To be done ->
Output the material beneath this task exactly, images excluded.

Saved data entries:
——

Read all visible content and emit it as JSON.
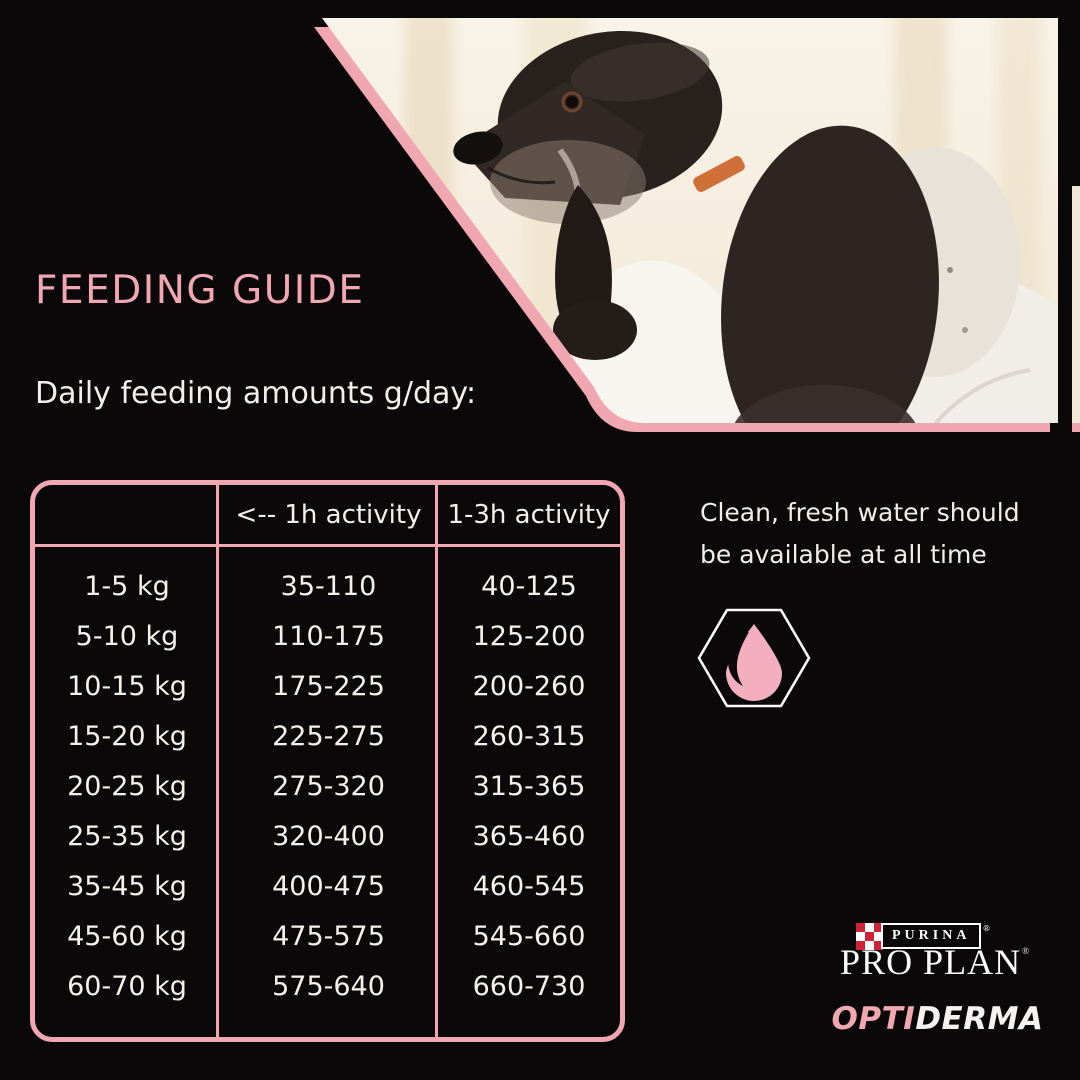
{
  "colors": {
    "background": "#0a0809",
    "accent_pink": "#f1a7b2",
    "droplet_pink": "#f3afc0",
    "text_white": "#f2efec",
    "purina_red": "#d0233a"
  },
  "header": {
    "title": "FEEDING GUIDE",
    "subtitle": "Daily feeding amounts g/day:"
  },
  "table": {
    "columns": [
      "",
      "<-- 1h activity",
      "1-3h activity"
    ],
    "rows": [
      [
        "1-5 kg",
        "35-110",
        "40-125"
      ],
      [
        "5-10 kg",
        "110-175",
        "125-200"
      ],
      [
        "10-15 kg",
        "175-225",
        "200-260"
      ],
      [
        "15-20 kg",
        "225-275",
        "260-315"
      ],
      [
        "20-25 kg",
        "275-320",
        "315-365"
      ],
      [
        "25-35 kg",
        "320-400",
        "365-460"
      ],
      [
        "35-45 kg",
        "400-475",
        "460-545"
      ],
      [
        "45-60 kg",
        "475-575",
        "545-660"
      ],
      [
        "60-70 kg",
        "575-640",
        "660-730"
      ]
    ]
  },
  "note": {
    "line1": "Clean, fresh water should",
    "line2": "be available at all time"
  },
  "icons": {
    "water_drop": "water-drop-icon",
    "purina_checkerboard": "purina-checkerboard-icon"
  },
  "brand": {
    "purina": "PURINA",
    "pro_plan": "PRO PLAN",
    "opti": "OPTI",
    "derma": "DERMA",
    "registered": "®"
  }
}
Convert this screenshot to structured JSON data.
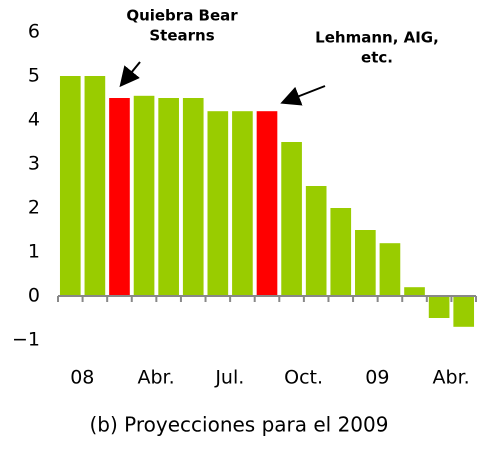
{
  "chart_data": {
    "type": "bar",
    "title": "(b) Proyecciones para el 2009",
    "categories": [
      "08",
      null,
      null,
      "Abr.",
      null,
      null,
      "Jul.",
      null,
      null,
      "Oct.",
      null,
      null,
      "09",
      null,
      null,
      "Abr.",
      null
    ],
    "values": [
      5,
      5,
      4.5,
      4.55,
      4.5,
      4.5,
      4.2,
      4.2,
      4.2,
      3.5,
      2.5,
      2.0,
      1.5,
      1.2,
      0.2,
      -0.5,
      -0.7
    ],
    "colors": [
      "#99cc00",
      "#99cc00",
      "#ff0000",
      "#99cc00",
      "#99cc00",
      "#99cc00",
      "#99cc00",
      "#99cc00",
      "#ff0000",
      "#99cc00",
      "#99cc00",
      "#99cc00",
      "#99cc00",
      "#99cc00",
      "#99cc00",
      "#99cc00",
      "#99cc00"
    ],
    "ylim": [
      -1,
      6
    ],
    "yticks": [
      {
        "value": -1,
        "label": "−1"
      },
      0,
      1,
      2,
      3,
      4,
      5,
      6
    ],
    "annotations": [
      {
        "lines": [
          "Quiebra Bear",
          "Stearns"
        ]
      },
      {
        "lines": [
          "Lehmann, AIG,",
          "etc."
        ]
      }
    ]
  }
}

——

Output for this exercise ->
Read all visible content and emit it as JSON.
{
  "colors": {
    "background": "#0a0809",
    "accent_pink": "#f1a7b2",
    "droplet_pink": "#f3afc0",
    "text_white": "#f2efec",
    "purina_red": "#d0233a"
  },
  "header": {
    "title": "FEEDING GUIDE",
    "subtitle": "Daily feeding amounts g/day:"
  },
  "table": {
    "columns": [
      "",
      "<-- 1h activity",
      "1-3h activity"
    ],
    "rows": [
      [
        "1-5 kg",
        "35-110",
        "40-125"
      ],
      [
        "5-10 kg",
        "110-175",
        "125-200"
      ],
      [
        "10-15 kg",
        "175-225",
        "200-260"
      ],
      [
        "15-20 kg",
        "225-275",
        "260-315"
      ],
      [
        "20-25 kg",
        "275-320",
        "315-365"
      ],
      [
        "25-35 kg",
        "320-400",
        "365-460"
      ],
      [
        "35-45 kg",
        "400-475",
        "460-545"
      ],
      [
        "45-60 kg",
        "475-575",
        "545-660"
      ],
      [
        "60-70 kg",
        "575-640",
        "660-730"
      ]
    ]
  },
  "note": {
    "line1": "Clean, fresh water should",
    "line2": "be available at all time"
  },
  "icons": {
    "water_drop": "water-drop-icon",
    "purina_checkerboard": "purina-checkerboard-icon"
  },
  "brand": {
    "purina": "PURINA",
    "pro_plan": "PRO PLAN",
    "opti": "OPTI",
    "derma": "DERMA",
    "registered": "®"
  }
}
Convert this screenshot to structured JSON data.
{
  "chart_data": {
    "type": "bar",
    "title": "(b) Proyecciones para el 2009",
    "categories": [
      "08",
      null,
      null,
      "Abr.",
      null,
      null,
      "Jul.",
      null,
      null,
      "Oct.",
      null,
      null,
      "09",
      null,
      null,
      "Abr.",
      null
    ],
    "values": [
      5,
      5,
      4.5,
      4.55,
      4.5,
      4.5,
      4.2,
      4.2,
      4.2,
      3.5,
      2.5,
      2.0,
      1.5,
      1.2,
      0.2,
      -0.5,
      -0.7
    ],
    "colors": [
      "#99cc00",
      "#99cc00",
      "#ff0000",
      "#99cc00",
      "#99cc00",
      "#99cc00",
      "#99cc00",
      "#99cc00",
      "#ff0000",
      "#99cc00",
      "#99cc00",
      "#99cc00",
      "#99cc00",
      "#99cc00",
      "#99cc00",
      "#99cc00",
      "#99cc00"
    ],
    "ylim": [
      -1,
      6
    ],
    "yticks": [
      {
        "value": -1,
        "label": "−1"
      },
      0,
      1,
      2,
      3,
      4,
      5,
      6
    ],
    "annotations": [
      {
        "lines": [
          "Quiebra Bear",
          "Stearns"
        ]
      },
      {
        "lines": [
          "Lehmann, AIG,",
          "etc."
        ]
      }
    ]
  }
}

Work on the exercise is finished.